§ **SET PROBLEM**: Transcribe the entries that follow exactly as they appear, minus pictures.

§ **TASK MATERIAL**:
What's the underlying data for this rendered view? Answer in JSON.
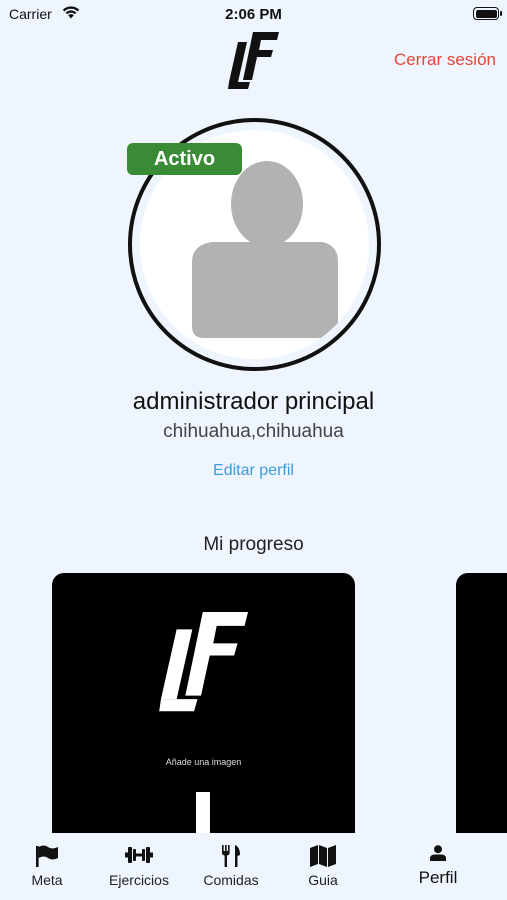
{
  "status_bar": {
    "carrier": "Carrier",
    "time": "2:06 PM"
  },
  "header": {
    "logo_text": "LF",
    "logout_label": "Cerrar sesión",
    "logout_color": "#e5483a"
  },
  "profile": {
    "status_badge": "Activo",
    "status_color": "#3a8b35",
    "name": "administrador principal",
    "location": "chihuahua,chihuahua",
    "edit_label": "Editar perfil"
  },
  "progress": {
    "title": "Mi progreso",
    "cards": [
      {
        "logo_text": "LF",
        "caption": "Añade una imagen"
      }
    ]
  },
  "tab_bar": {
    "items": [
      {
        "label": "Meta",
        "icon": "flag-icon"
      },
      {
        "label": "Ejercicios",
        "icon": "dumbbell-icon"
      },
      {
        "label": "Comidas",
        "icon": "utensils-icon"
      },
      {
        "label": "Guia",
        "icon": "map-icon"
      },
      {
        "label": "Perfil",
        "icon": "person-icon",
        "active": true
      }
    ]
  }
}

§ **EXERCISE RESPONSE**:
What's the underlying data for this rendered view? Answer in JSON.
{
  "status_bar": {
    "carrier": "Carrier",
    "time": "2:06 PM"
  },
  "header": {
    "logo_text": "LF",
    "logout_label": "Cerrar sesión",
    "logout_color": "#e5483a"
  },
  "profile": {
    "status_badge": "Activo",
    "status_color": "#3a8b35",
    "name": "administrador principal",
    "location": "chihuahua,chihuahua",
    "edit_label": "Editar perfil"
  },
  "progress": {
    "title": "Mi progreso",
    "cards": [
      {
        "logo_text": "LF",
        "caption": "Añade una imagen"
      }
    ]
  },
  "tab_bar": {
    "items": [
      {
        "label": "Meta",
        "icon": "flag-icon"
      },
      {
        "label": "Ejercicios",
        "icon": "dumbbell-icon"
      },
      {
        "label": "Comidas",
        "icon": "utensils-icon"
      },
      {
        "label": "Guia",
        "icon": "map-icon"
      },
      {
        "label": "Perfil",
        "icon": "person-icon",
        "active": true
      }
    ]
  }
}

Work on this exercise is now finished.